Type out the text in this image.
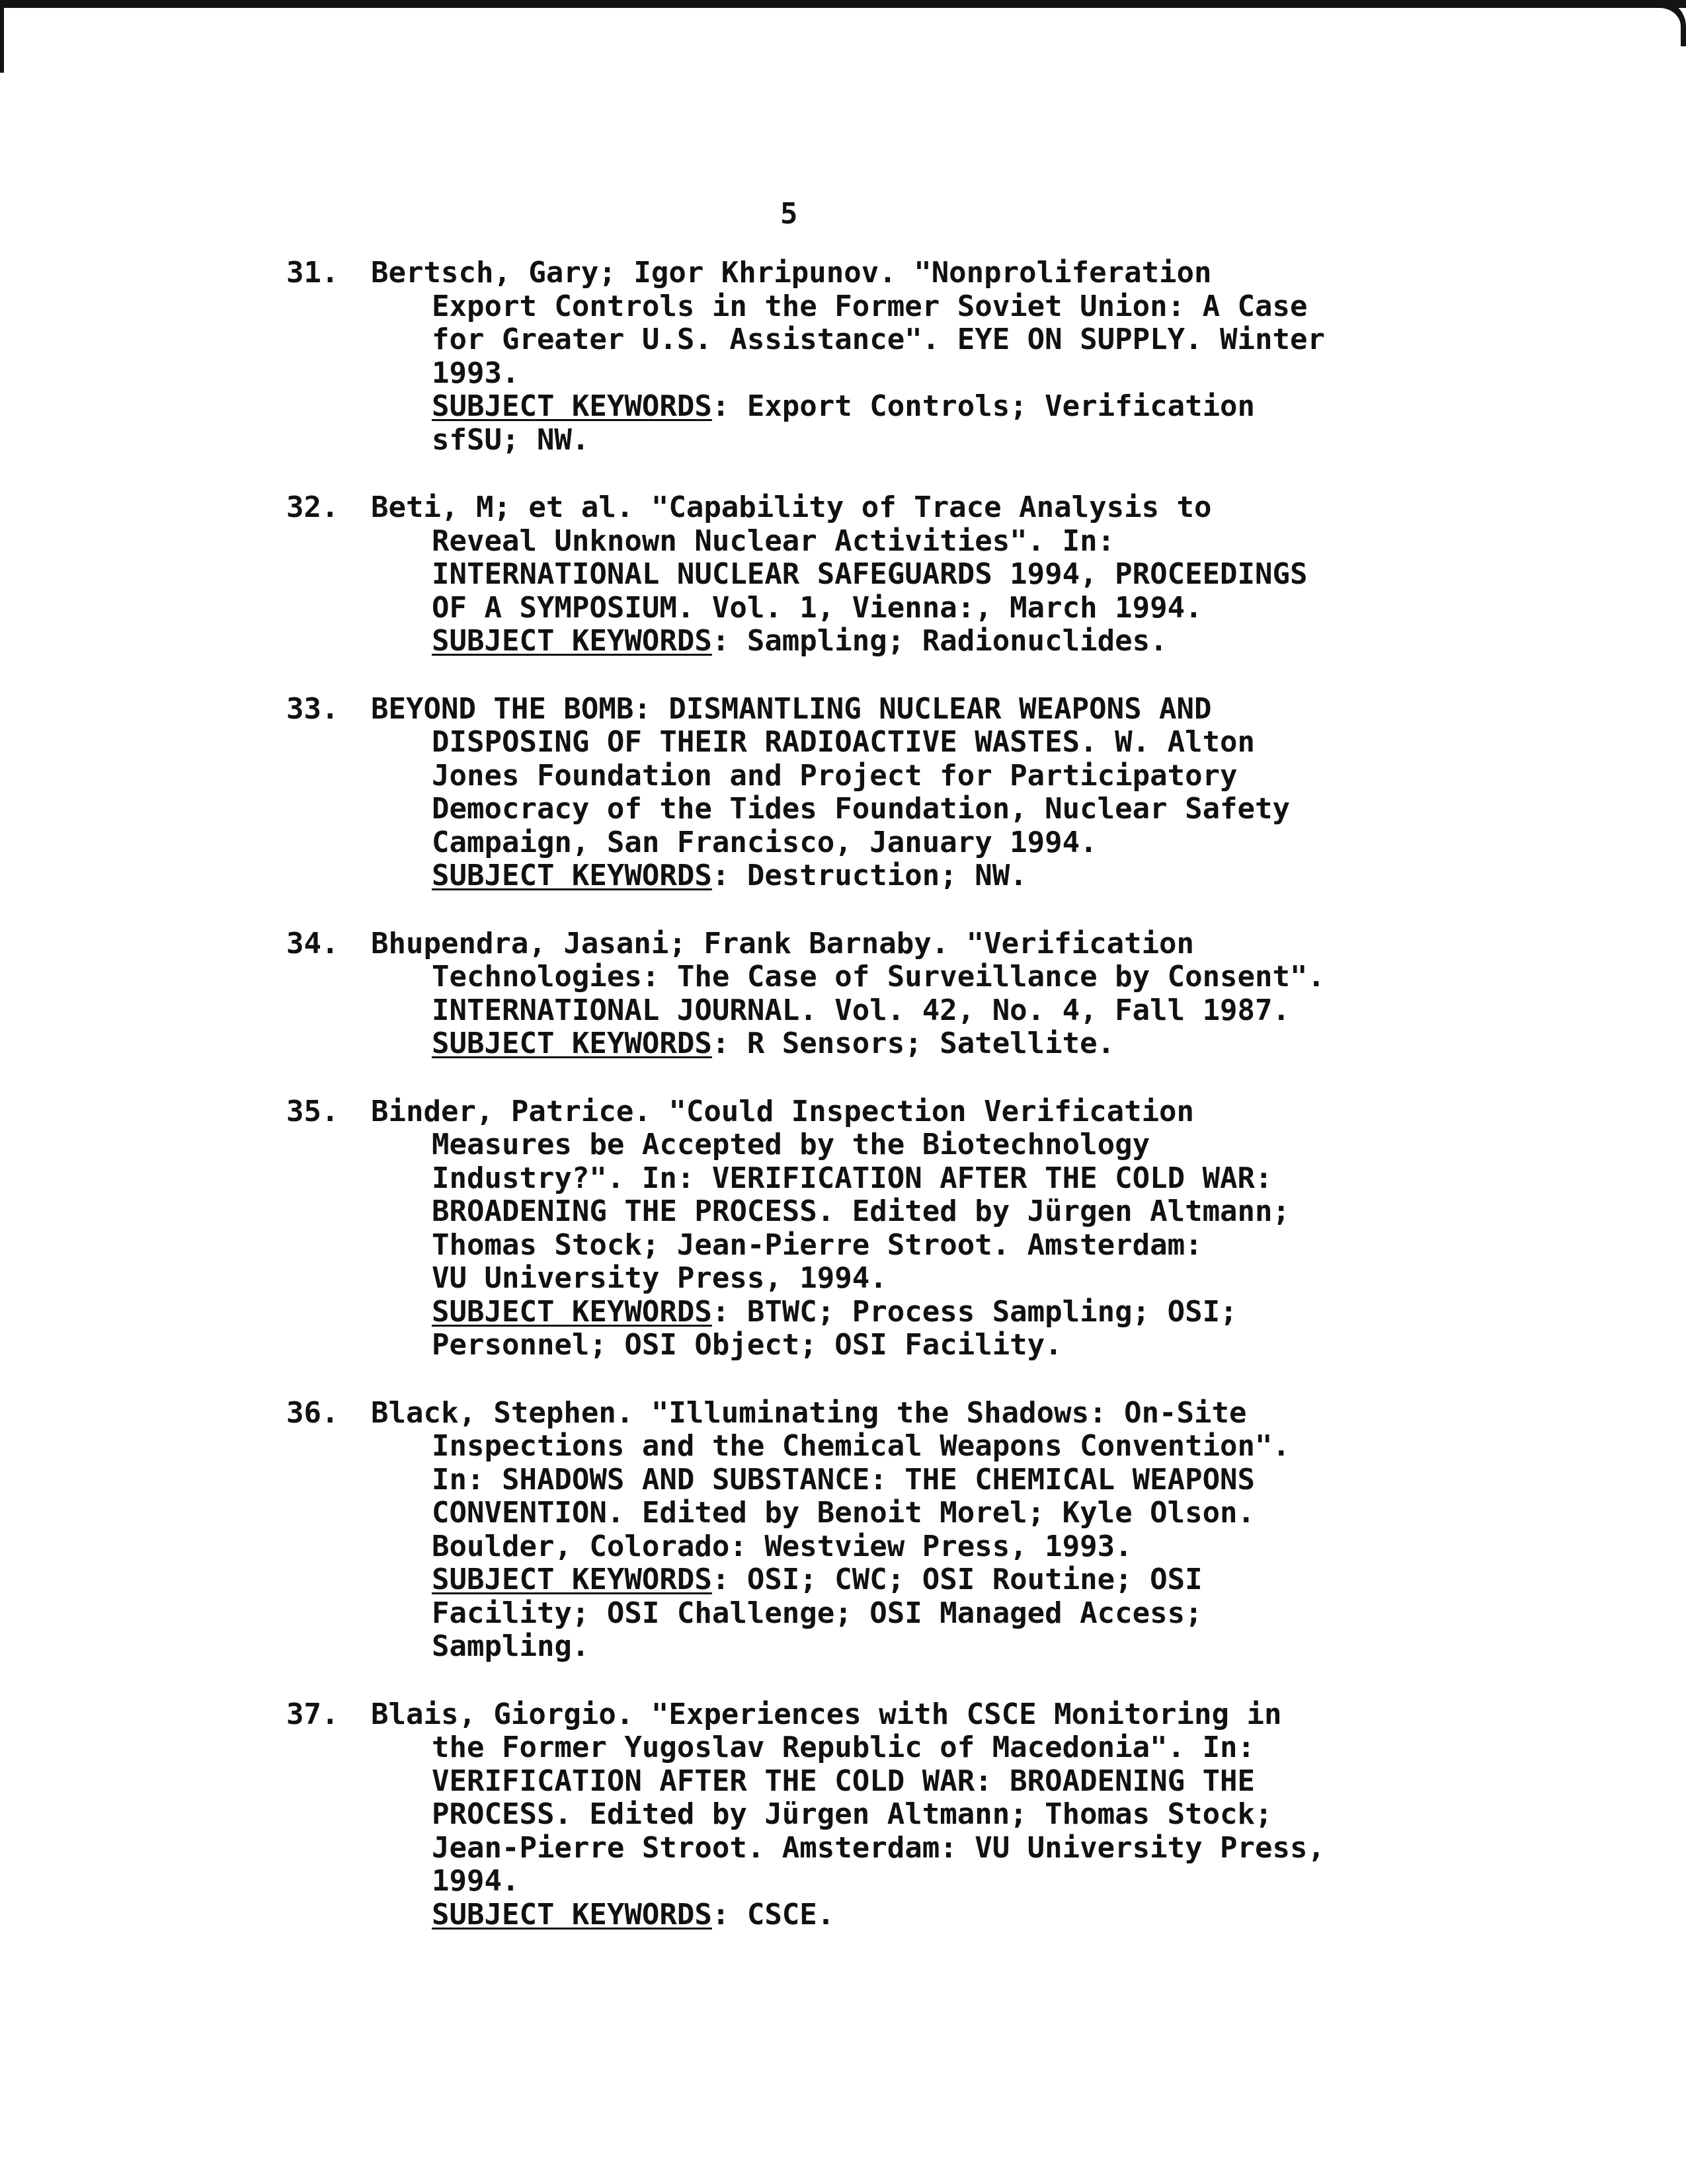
5
31. Bertsch, Gary; Igor Khripunov. "Nonproliferation
Export Controls in the Former Soviet Union: A Case
for Greater U.S. Assistance". EYE ON SUPPLY. Winter
1993.
SUBJECT KEYWORDS: Export Controls; Verification
sfSU; NW.
32. Beti, M; et al. "Capability of Trace Analysis to
Reveal Unknown Nuclear Activities". In:
INTERNATIONAL NUCLEAR SAFEGUARDS 1994, PROCEEDINGS
OF A SYMPOSIUM. Vol. 1, Vienna:, March 1994.
SUBJECT KEYWORDS: Sampling; Radionuclides.
33. BEYOND THE BOMB: DISMANTLING NUCLEAR WEAPONS AND
DISPOSING OF THEIR RADIOACTIVE WASTES. W. Alton
Jones Foundation and Project for Participatory
Democracy of the Tides Foundation, Nuclear Safety
Campaign, San Francisco, January 1994.
SUBJECT KEYWORDS: Destruction; NW.
34. Bhupendra, Jasani; Frank Barnaby. "Verification
Technologies: The Case of Surveillance by Consent".
INTERNATIONAL JOURNAL. Vol. 42, No. 4, Fall 1987.
SUBJECT KEYWORDS: R Sensors; Satellite.
35. Binder, Patrice. "Could Inspection Verification
Measures be Accepted by the Biotechnology
Industry?". In: VERIFICATION AFTER THE COLD WAR:
BROADENING THE PROCESS. Edited by Jürgen Altmann;
Thomas Stock; Jean-Pierre Stroot. Amsterdam:
VU University Press, 1994.
SUBJECT KEYWORDS: BTWC; Process Sampling; OSI;
Personnel; OSI Object; OSI Facility.
36. Black, Stephen. "Illuminating the Shadows: On-Site
Inspections and the Chemical Weapons Convention".
In: SHADOWS AND SUBSTANCE: THE CHEMICAL WEAPONS
CONVENTION. Edited by Benoit Morel; Kyle Olson.
Boulder, Colorado: Westview Press, 1993.
SUBJECT KEYWORDS: OSI; CWC; OSI Routine; OSI
Facility; OSI Challenge; OSI Managed Access;
Sampling.
37. Blais, Giorgio. "Experiences with CSCE Monitoring in
the Former Yugoslav Republic of Macedonia". In:
VERIFICATION AFTER THE COLD WAR: BROADENING THE
PROCESS. Edited by Jürgen Altmann; Thomas Stock;
Jean-Pierre Stroot. Amsterdam: VU University Press,
1994.
SUBJECT KEYWORDS: CSCE.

------------------------------------------------------------

WHAT YOU NEED TO DO
Restate every record exactly, please; do not copy the pictures.

OUTPUT BELOW
Type out the text in this image.
5
31. Bertsch, Gary; Igor Khripunov. "Nonproliferation
Export Controls in the Former Soviet Union: A Case
for Greater U.S. Assistance". EYE ON SUPPLY. Winter
1993.
SUBJECT KEYWORDS: Export Controls; Verification
sfSU; NW.
32. Beti, M; et al. "Capability of Trace Analysis to
Reveal Unknown Nuclear Activities". In:
INTERNATIONAL NUCLEAR SAFEGUARDS 1994, PROCEEDINGS
OF A SYMPOSIUM. Vol. 1, Vienna:, March 1994.
SUBJECT KEYWORDS: Sampling; Radionuclides.
33. BEYOND THE BOMB: DISMANTLING NUCLEAR WEAPONS AND
DISPOSING OF THEIR RADIOACTIVE WASTES. W. Alton
Jones Foundation and Project for Participatory
Democracy of the Tides Foundation, Nuclear Safety
Campaign, San Francisco, January 1994.
SUBJECT KEYWORDS: Destruction; NW.
34. Bhupendra, Jasani; Frank Barnaby. "Verification
Technologies: The Case of Surveillance by Consent".
INTERNATIONAL JOURNAL. Vol. 42, No. 4, Fall 1987.
SUBJECT KEYWORDS: R Sensors; Satellite.
35. Binder, Patrice. "Could Inspection Verification
Measures be Accepted by the Biotechnology
Industry?". In: VERIFICATION AFTER THE COLD WAR:
BROADENING THE PROCESS. Edited by Jürgen Altmann;
Thomas Stock; Jean-Pierre Stroot. Amsterdam:
VU University Press, 1994.
SUBJECT KEYWORDS: BTWC; Process Sampling; OSI;
Personnel; OSI Object; OSI Facility.
36. Black, Stephen. "Illuminating the Shadows: On-Site
Inspections and the Chemical Weapons Convention".
In: SHADOWS AND SUBSTANCE: THE CHEMICAL WEAPONS
CONVENTION. Edited by Benoit Morel; Kyle Olson.
Boulder, Colorado: Westview Press, 1993.
SUBJECT KEYWORDS: OSI; CWC; OSI Routine; OSI
Facility; OSI Challenge; OSI Managed Access;
Sampling.
37. Blais, Giorgio. "Experiences with CSCE Monitoring in
the Former Yugoslav Republic of Macedonia". In:
VERIFICATION AFTER THE COLD WAR: BROADENING THE
PROCESS. Edited by Jürgen Altmann; Thomas Stock;
Jean-Pierre Stroot. Amsterdam: VU University Press,
1994.
SUBJECT KEYWORDS: CSCE.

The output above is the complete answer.